TASK TO CARRY OUT = Pull out every line below containing the word "iPhone".

-- START OF DATASET CONTENT --

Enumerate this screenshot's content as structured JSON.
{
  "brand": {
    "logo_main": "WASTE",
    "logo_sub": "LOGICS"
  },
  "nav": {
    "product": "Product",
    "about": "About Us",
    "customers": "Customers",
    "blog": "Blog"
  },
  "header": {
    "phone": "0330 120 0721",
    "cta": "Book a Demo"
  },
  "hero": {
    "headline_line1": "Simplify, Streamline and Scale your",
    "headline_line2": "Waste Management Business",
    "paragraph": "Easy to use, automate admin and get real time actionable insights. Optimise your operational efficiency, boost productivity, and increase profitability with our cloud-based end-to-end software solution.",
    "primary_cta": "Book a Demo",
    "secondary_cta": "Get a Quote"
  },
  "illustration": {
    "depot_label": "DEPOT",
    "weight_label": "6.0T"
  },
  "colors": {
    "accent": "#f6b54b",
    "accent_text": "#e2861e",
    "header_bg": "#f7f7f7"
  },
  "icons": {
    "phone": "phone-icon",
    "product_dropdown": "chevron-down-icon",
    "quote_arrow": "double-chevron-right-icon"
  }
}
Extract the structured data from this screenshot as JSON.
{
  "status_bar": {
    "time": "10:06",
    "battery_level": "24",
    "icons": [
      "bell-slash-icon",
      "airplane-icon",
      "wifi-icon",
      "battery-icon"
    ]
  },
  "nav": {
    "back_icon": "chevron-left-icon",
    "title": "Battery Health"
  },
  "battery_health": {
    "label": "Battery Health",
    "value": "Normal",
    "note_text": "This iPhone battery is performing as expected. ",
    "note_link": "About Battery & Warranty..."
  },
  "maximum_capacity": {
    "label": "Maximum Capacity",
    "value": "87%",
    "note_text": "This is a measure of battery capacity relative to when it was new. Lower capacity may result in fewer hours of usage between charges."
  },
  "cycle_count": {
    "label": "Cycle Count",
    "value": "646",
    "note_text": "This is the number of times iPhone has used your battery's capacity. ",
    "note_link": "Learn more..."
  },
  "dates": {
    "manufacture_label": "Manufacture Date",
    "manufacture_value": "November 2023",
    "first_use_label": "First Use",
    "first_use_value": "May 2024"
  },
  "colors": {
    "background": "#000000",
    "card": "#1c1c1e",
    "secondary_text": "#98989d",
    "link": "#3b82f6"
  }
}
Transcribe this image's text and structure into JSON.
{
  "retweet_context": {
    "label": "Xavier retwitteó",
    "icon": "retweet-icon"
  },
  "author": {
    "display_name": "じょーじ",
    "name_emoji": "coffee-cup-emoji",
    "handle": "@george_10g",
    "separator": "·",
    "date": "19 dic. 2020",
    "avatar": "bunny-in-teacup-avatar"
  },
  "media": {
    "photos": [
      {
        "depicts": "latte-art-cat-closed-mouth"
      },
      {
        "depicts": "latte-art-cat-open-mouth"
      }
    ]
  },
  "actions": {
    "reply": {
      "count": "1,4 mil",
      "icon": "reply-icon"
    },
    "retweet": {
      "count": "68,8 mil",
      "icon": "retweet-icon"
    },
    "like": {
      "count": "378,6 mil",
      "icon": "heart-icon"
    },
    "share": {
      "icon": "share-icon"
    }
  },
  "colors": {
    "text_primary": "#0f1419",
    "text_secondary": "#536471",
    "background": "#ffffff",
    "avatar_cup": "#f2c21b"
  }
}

-- END OF DATASET CONTENT --

COMPLETE OUTPUT =
    "note_text": "This iPhone battery is performing as expected. ",
    "note_text": "This is the number of times iPhone has used your battery's capacity. ",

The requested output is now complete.